• _Listed entries_
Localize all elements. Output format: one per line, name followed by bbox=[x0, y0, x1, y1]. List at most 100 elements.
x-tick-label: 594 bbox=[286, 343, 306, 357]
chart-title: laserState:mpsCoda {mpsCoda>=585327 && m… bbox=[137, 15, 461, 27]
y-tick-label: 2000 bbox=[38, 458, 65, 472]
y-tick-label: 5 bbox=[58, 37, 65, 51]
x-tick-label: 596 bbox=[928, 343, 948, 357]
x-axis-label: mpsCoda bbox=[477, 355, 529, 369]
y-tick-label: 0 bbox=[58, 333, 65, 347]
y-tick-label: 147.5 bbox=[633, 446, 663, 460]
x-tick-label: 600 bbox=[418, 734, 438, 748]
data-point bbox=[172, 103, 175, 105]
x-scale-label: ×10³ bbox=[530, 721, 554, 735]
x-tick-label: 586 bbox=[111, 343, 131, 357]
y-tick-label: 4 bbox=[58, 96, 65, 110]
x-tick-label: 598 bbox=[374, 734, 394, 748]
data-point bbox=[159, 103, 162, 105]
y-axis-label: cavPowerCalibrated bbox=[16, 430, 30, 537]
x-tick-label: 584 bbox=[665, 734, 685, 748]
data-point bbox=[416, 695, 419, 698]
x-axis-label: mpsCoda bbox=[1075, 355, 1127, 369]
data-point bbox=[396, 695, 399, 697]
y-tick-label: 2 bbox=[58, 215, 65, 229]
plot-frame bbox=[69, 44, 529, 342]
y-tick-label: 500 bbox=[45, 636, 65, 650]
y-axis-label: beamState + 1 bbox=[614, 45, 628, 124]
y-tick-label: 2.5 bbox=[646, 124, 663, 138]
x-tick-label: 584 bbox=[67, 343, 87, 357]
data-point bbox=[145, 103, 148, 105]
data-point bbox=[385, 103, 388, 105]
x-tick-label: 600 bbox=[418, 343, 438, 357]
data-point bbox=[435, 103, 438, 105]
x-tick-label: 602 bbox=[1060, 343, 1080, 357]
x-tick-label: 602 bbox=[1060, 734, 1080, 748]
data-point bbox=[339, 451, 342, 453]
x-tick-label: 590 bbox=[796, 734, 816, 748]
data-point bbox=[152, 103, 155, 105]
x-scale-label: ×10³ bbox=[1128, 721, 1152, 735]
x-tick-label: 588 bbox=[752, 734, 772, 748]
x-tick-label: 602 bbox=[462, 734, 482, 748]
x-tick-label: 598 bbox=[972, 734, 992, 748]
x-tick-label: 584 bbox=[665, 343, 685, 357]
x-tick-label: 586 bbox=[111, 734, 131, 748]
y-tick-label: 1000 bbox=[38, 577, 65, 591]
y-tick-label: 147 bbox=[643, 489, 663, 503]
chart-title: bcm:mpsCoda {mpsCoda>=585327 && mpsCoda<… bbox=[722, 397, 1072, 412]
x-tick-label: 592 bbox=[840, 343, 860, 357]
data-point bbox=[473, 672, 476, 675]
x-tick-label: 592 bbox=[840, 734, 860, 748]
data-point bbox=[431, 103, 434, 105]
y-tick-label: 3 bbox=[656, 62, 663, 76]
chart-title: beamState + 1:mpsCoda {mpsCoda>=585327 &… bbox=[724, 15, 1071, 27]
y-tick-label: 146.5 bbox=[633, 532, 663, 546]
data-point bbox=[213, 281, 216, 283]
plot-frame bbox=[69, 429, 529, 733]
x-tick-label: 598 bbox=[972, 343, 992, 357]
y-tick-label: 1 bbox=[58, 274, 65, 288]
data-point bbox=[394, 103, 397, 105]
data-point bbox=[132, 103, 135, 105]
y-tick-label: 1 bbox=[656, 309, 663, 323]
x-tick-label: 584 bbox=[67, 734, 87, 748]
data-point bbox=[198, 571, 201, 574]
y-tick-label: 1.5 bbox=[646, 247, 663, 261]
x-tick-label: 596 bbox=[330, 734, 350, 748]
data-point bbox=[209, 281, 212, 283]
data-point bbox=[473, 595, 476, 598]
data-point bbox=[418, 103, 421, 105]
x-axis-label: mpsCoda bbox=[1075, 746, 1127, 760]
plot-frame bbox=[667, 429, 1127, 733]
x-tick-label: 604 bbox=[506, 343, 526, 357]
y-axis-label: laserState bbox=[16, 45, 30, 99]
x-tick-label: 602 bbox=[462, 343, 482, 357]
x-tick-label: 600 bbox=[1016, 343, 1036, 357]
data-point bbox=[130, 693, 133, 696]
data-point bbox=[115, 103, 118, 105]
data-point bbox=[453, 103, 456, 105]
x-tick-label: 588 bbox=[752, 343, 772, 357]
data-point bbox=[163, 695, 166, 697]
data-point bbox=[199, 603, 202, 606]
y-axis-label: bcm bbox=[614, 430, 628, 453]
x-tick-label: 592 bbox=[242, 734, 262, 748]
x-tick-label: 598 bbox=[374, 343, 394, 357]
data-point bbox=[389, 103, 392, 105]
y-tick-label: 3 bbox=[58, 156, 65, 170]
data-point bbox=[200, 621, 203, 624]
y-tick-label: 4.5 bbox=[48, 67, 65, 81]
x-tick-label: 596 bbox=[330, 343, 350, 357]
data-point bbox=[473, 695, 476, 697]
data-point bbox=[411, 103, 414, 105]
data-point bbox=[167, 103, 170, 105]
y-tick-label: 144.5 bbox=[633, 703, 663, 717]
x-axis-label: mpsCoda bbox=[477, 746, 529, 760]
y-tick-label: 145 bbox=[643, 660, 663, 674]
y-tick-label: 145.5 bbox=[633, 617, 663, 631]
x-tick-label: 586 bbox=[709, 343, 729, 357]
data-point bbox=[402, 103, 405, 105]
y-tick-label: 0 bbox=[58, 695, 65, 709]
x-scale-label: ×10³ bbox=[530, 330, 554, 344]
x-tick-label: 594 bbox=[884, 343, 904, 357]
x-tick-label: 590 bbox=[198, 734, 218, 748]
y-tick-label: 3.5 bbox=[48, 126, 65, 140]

• _Aim_
Please rewrite the rows above with every "data-point" changed to "point-marker" and nothing else altered.

• _Reply to the task_
Localize all elements. Output format: one per line, name followed by bbox=[x0, y0, x1, y1]. List at most 100 elements.
x-tick-label: 594 bbox=[286, 343, 306, 357]
chart-title: laserState:mpsCoda {mpsCoda>=585327 && m… bbox=[137, 15, 461, 27]
y-tick-label: 2000 bbox=[38, 458, 65, 472]
y-tick-label: 5 bbox=[58, 37, 65, 51]
x-tick-label: 596 bbox=[928, 343, 948, 357]
x-axis-label: mpsCoda bbox=[477, 355, 529, 369]
y-tick-label: 0 bbox=[58, 333, 65, 347]
y-tick-label: 147.5 bbox=[633, 446, 663, 460]
x-tick-label: 600 bbox=[418, 734, 438, 748]
point-marker bbox=[172, 103, 175, 105]
x-scale-label: ×10³ bbox=[530, 721, 554, 735]
x-tick-label: 586 bbox=[111, 343, 131, 357]
y-tick-label: 4 bbox=[58, 96, 65, 110]
x-tick-label: 598 bbox=[374, 734, 394, 748]
point-marker bbox=[159, 103, 162, 105]
y-axis-label: cavPowerCalibrated bbox=[16, 430, 30, 537]
x-tick-label: 584 bbox=[665, 734, 685, 748]
point-marker bbox=[416, 695, 419, 698]
x-axis-label: mpsCoda bbox=[1075, 355, 1127, 369]
point-marker bbox=[396, 695, 399, 697]
y-tick-label: 2 bbox=[58, 215, 65, 229]
plot-frame bbox=[69, 44, 529, 342]
y-tick-label: 500 bbox=[45, 636, 65, 650]
y-axis-label: beamState + 1 bbox=[614, 45, 628, 124]
y-tick-label: 2.5 bbox=[646, 124, 663, 138]
x-tick-label: 584 bbox=[67, 343, 87, 357]
point-marker bbox=[145, 103, 148, 105]
point-marker bbox=[385, 103, 388, 105]
x-tick-label: 600 bbox=[418, 343, 438, 357]
point-marker bbox=[435, 103, 438, 105]
x-tick-label: 602 bbox=[1060, 343, 1080, 357]
x-tick-label: 602 bbox=[1060, 734, 1080, 748]
point-marker bbox=[339, 451, 342, 453]
x-tick-label: 590 bbox=[796, 734, 816, 748]
point-marker bbox=[152, 103, 155, 105]
x-scale-label: ×10³ bbox=[1128, 721, 1152, 735]
x-tick-label: 588 bbox=[752, 734, 772, 748]
x-tick-label: 602 bbox=[462, 734, 482, 748]
x-tick-label: 598 bbox=[972, 734, 992, 748]
x-tick-label: 584 bbox=[665, 343, 685, 357]
x-tick-label: 586 bbox=[111, 734, 131, 748]
y-tick-label: 1000 bbox=[38, 577, 65, 591]
y-tick-label: 147 bbox=[643, 489, 663, 503]
chart-title: bcm:mpsCoda {mpsCoda>=585327 && mpsCoda<… bbox=[722, 397, 1072, 412]
x-tick-label: 592 bbox=[840, 343, 860, 357]
point-marker bbox=[473, 672, 476, 675]
x-tick-label: 592 bbox=[840, 734, 860, 748]
point-marker bbox=[431, 103, 434, 105]
y-tick-label: 3 bbox=[656, 62, 663, 76]
chart-title: beamState + 1:mpsCoda {mpsCoda>=585327 &… bbox=[724, 15, 1071, 27]
y-tick-label: 146.5 bbox=[633, 532, 663, 546]
point-marker bbox=[213, 281, 216, 283]
plot-frame bbox=[69, 429, 529, 733]
x-tick-label: 598 bbox=[972, 343, 992, 357]
y-tick-label: 1 bbox=[58, 274, 65, 288]
point-marker bbox=[394, 103, 397, 105]
point-marker bbox=[132, 103, 135, 105]
y-tick-label: 1 bbox=[656, 309, 663, 323]
x-tick-label: 584 bbox=[67, 734, 87, 748]
point-marker bbox=[198, 571, 201, 574]
y-tick-label: 1.5 bbox=[646, 247, 663, 261]
x-tick-label: 596 bbox=[330, 734, 350, 748]
point-marker bbox=[209, 281, 212, 283]
point-marker bbox=[473, 595, 476, 598]
point-marker bbox=[418, 103, 421, 105]
x-axis-label: mpsCoda bbox=[1075, 746, 1127, 760]
plot-frame bbox=[667, 429, 1127, 733]
x-tick-label: 604 bbox=[506, 343, 526, 357]
y-axis-label: laserState bbox=[16, 45, 30, 99]
x-tick-label: 602 bbox=[462, 343, 482, 357]
x-tick-label: 600 bbox=[1016, 343, 1036, 357]
point-marker bbox=[130, 693, 133, 696]
point-marker bbox=[115, 103, 118, 105]
point-marker bbox=[453, 103, 456, 105]
x-tick-label: 588 bbox=[752, 343, 772, 357]
point-marker bbox=[163, 695, 166, 697]
point-marker bbox=[199, 603, 202, 606]
y-axis-label: bcm bbox=[614, 430, 628, 453]
x-tick-label: 592 bbox=[242, 734, 262, 748]
x-tick-label: 598 bbox=[374, 343, 394, 357]
point-marker bbox=[389, 103, 392, 105]
y-tick-label: 3 bbox=[58, 156, 65, 170]
point-marker bbox=[200, 621, 203, 624]
y-tick-label: 4.5 bbox=[48, 67, 65, 81]
x-tick-label: 596 bbox=[330, 343, 350, 357]
point-marker bbox=[473, 695, 476, 697]
point-marker bbox=[411, 103, 414, 105]
point-marker bbox=[167, 103, 170, 105]
y-tick-label: 144.5 bbox=[633, 703, 663, 717]
x-axis-label: mpsCoda bbox=[477, 746, 529, 760]
y-tick-label: 145 bbox=[643, 660, 663, 674]
y-tick-label: 145.5 bbox=[633, 617, 663, 631]
x-tick-label: 586 bbox=[709, 343, 729, 357]
point-marker bbox=[402, 103, 405, 105]
y-tick-label: 0 bbox=[58, 695, 65, 709]
x-scale-label: ×10³ bbox=[530, 330, 554, 344]
x-tick-label: 594 bbox=[884, 343, 904, 357]
x-tick-label: 590 bbox=[198, 734, 218, 748]
y-tick-label: 3.5 bbox=[48, 126, 65, 140]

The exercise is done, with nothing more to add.